- **PROVIDED DATA**
[Start]
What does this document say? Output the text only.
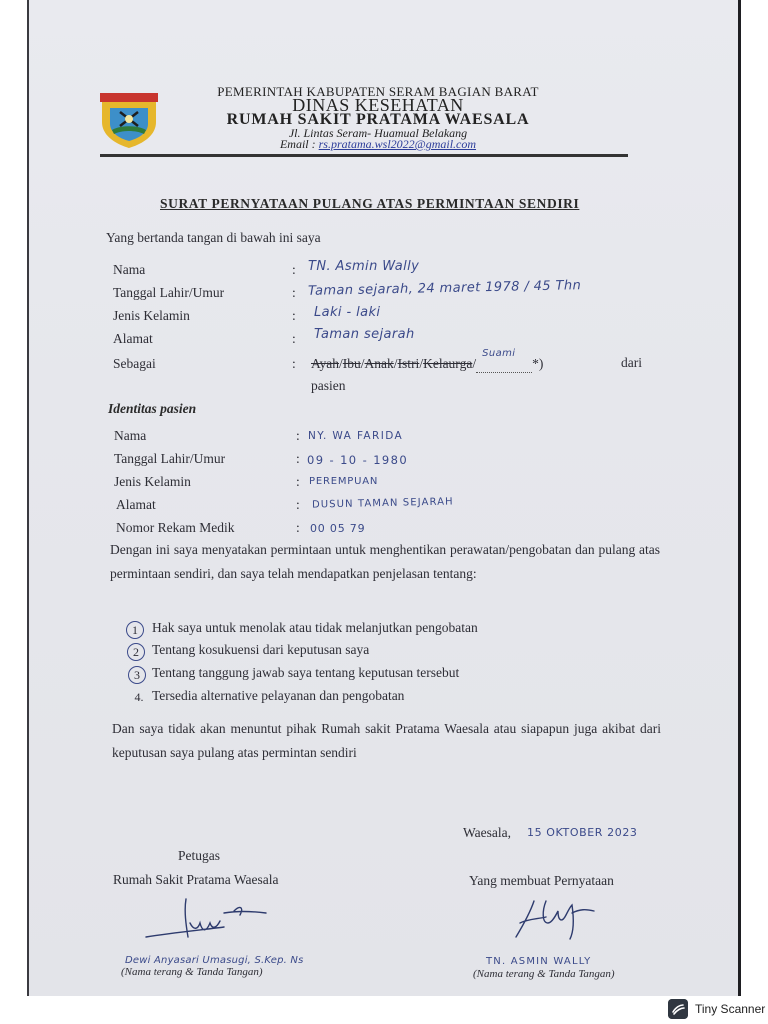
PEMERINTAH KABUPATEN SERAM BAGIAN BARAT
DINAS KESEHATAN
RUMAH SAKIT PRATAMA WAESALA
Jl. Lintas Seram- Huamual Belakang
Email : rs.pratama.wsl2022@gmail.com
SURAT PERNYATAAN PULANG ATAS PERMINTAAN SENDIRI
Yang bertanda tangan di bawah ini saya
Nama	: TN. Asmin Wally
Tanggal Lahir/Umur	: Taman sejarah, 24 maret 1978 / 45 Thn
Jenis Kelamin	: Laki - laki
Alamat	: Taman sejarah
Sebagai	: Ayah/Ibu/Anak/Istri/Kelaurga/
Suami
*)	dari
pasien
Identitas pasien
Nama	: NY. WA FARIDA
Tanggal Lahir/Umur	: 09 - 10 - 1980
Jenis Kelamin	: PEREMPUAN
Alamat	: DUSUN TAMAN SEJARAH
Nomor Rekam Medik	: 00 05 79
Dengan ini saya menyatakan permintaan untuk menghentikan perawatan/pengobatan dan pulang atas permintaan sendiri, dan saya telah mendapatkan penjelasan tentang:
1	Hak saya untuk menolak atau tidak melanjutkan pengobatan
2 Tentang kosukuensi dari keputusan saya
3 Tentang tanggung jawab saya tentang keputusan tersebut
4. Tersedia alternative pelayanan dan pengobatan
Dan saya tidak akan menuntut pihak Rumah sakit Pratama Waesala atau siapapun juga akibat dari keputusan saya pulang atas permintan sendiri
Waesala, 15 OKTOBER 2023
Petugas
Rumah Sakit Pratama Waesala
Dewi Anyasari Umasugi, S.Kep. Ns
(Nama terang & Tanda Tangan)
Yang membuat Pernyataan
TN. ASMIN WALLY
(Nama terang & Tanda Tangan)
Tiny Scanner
[End]
- **INSTRUCTIONS FOR THE TASK**
Copy out each line of the records that holds the string "dari".

- **TASK RESULT**
*)	dari
2 Tentang kosukuensi dari keputusan saya
Dan saya tidak akan menuntut pihak Rumah sakit Pratama Waesala atau siapapun juga akibat dari keputusan saya pulang atas permintan sendiri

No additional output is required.